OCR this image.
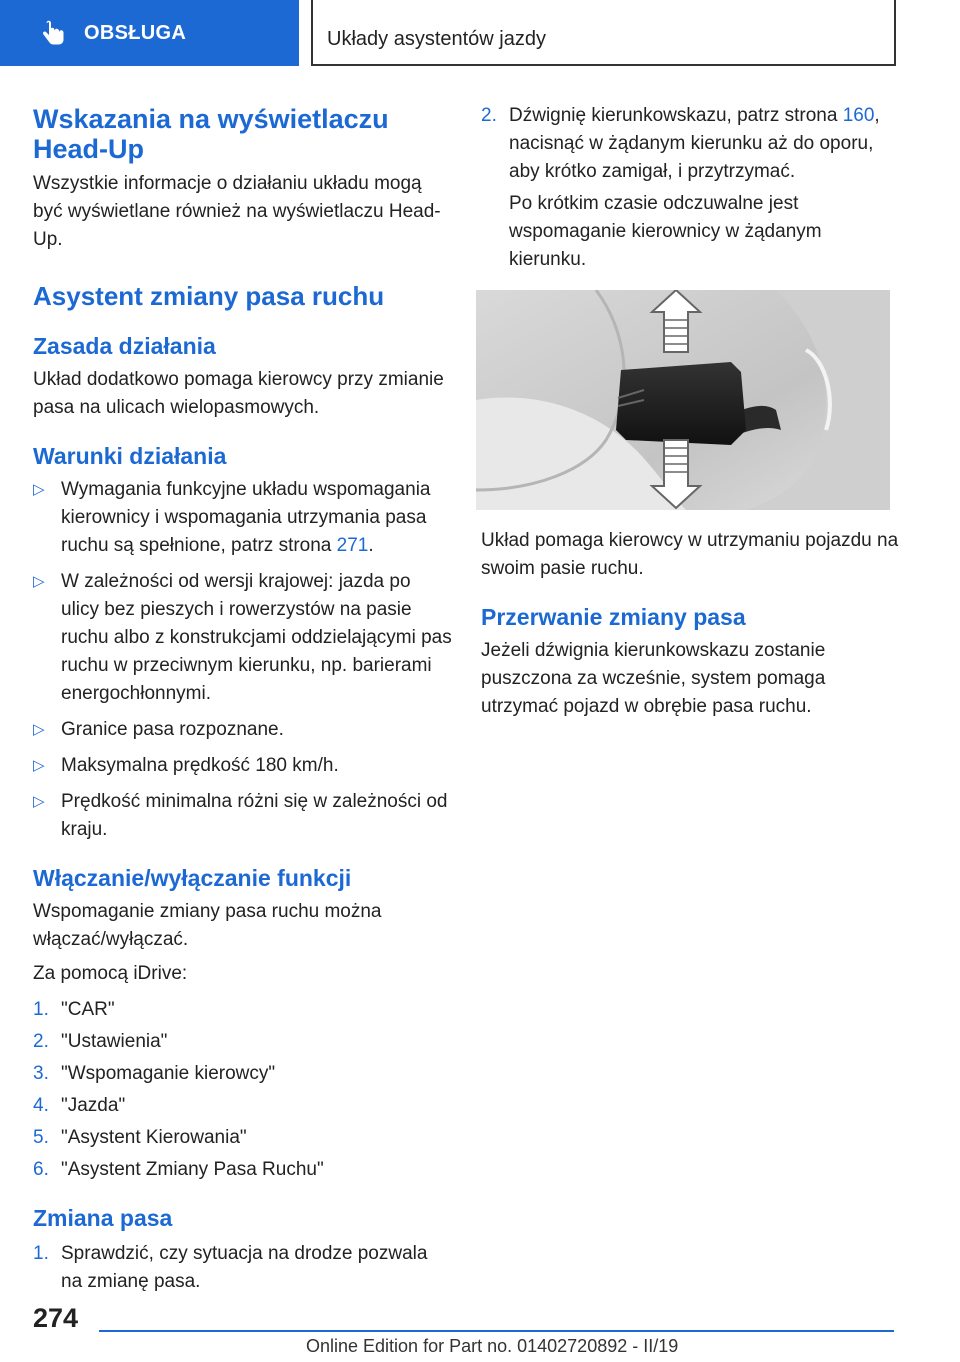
OBSŁUGA	Układy asystentów jazdy
Wskazania na wyświetlaczu Head-Up

Wszystkie informacje o działaniu układu mogą być wyświetlane również na wyświetlaczu Head-Up.

Asystent zmiany pasa ruchu
Zasada działania

Układ dodatkowo pomaga kierowcy przy zmianie pasa na ulicach wielopasmowych.

Warunki działania
▷ Wymagania funkcyjne układu wspomagania kierownicy i wspomagania utrzymania pasa ruchu są spełnione, patrz strona 271.
▷ W zależności od wersji krajowej: jazda po ulicy bez pieszych i rowerzystów na pasie ruchu albo z konstrukcjami oddzielającymi pas ruchu w przeciwnym kierunku, np. barierami energochłonnymi.
▷ Granice pasa rozpoznane.
▷ Maksymalna prędkość 180 km/h.
▷ Prędkość minimalna różni się w zależności od kraju.
Włączanie/wyłączanie funkcji

Wspomaganie zmiany pasa ruchu można włączać/wyłączać.

Za pomocą iDrive:

1. "CAR"
2. "Ustawienia"
3. "Wspomaganie kierowcy"
4. "Jazda"
5. "Asystent Kierowania"
6. "Asystent Zmiany Pasa Ruchu"
Zmiana pasa
1. Sprawdzić, czy sytuacja na drodze pozwala na zmianę pasa.
2. Dźwignię kierunkowskazu, patrz strona 160, nacisnąć w żądanym kierunku aż do oporu, aby krótko zamigał, i przytrzymać.

Po krótkim czasie odczuwalne jest wspomaganie kierownicy w żądanym kierunku.

Układ pomaga kierowcy w utrzymaniu pojazdu na swoim pasie ruchu.

Przerwanie zmiany pasa

Jeżeli dźwignia kierunkowskazu zostanie puszczona za wcześnie, system pomaga utrzymać pojazd w obrębie pasa ruchu.

274
Online Edition for Part no. 01402720892 - II/19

◆ ◆ ◆ ◆

- [EXERCISE OBJECTIVE] Give every record back exactly as it reads, with no images.

- [REPLY TO THE EXERCISE]
OCR this image.
OBSŁUGA	Układy asystentów jazdy
Wskazania na wyświetlaczu Head-Up

Wszystkie informacje o działaniu układu mogą być wyświetlane również na wyświetlaczu Head-Up.

Asystent zmiany pasa ruchu
Zasada działania

Układ dodatkowo pomaga kierowcy przy zmianie pasa na ulicach wielopasmowych.

Warunki działania
▷ Wymagania funkcyjne układu wspomagania kierownicy i wspomagania utrzymania pasa ruchu są spełnione, patrz strona 271.
▷ W zależności od wersji krajowej: jazda po ulicy bez pieszych i rowerzystów na pasie ruchu albo z konstrukcjami oddzielającymi pas ruchu w przeciwnym kierunku, np. barierami energochłonnymi.
▷ Granice pasa rozpoznane.
▷ Maksymalna prędkość 180 km/h.
▷ Prędkość minimalna różni się w zależności od kraju.
Włączanie/wyłączanie funkcji

Wspomaganie zmiany pasa ruchu można włączać/wyłączać.

Za pomocą iDrive:

1. "CAR"
2. "Ustawienia"
3. "Wspomaganie kierowcy"
4. "Jazda"
5. "Asystent Kierowania"
6. "Asystent Zmiany Pasa Ruchu"
Zmiana pasa
1. Sprawdzić, czy sytuacja na drodze pozwala na zmianę pasa.
2. Dźwignię kierunkowskazu, patrz strona 160, nacisnąć w żądanym kierunku aż do oporu, aby krótko zamigał, i przytrzymać.

Po krótkim czasie odczuwalne jest wspomaganie kierownicy w żądanym kierunku.

Układ pomaga kierowcy w utrzymaniu pojazdu na swoim pasie ruchu.

Przerwanie zmiany pasa

Jeżeli dźwignia kierunkowskazu zostanie puszczona za wcześnie, system pomaga utrzymać pojazd w obrębie pasa ruchu.

274
Online Edition for Part no. 01402720892 - II/19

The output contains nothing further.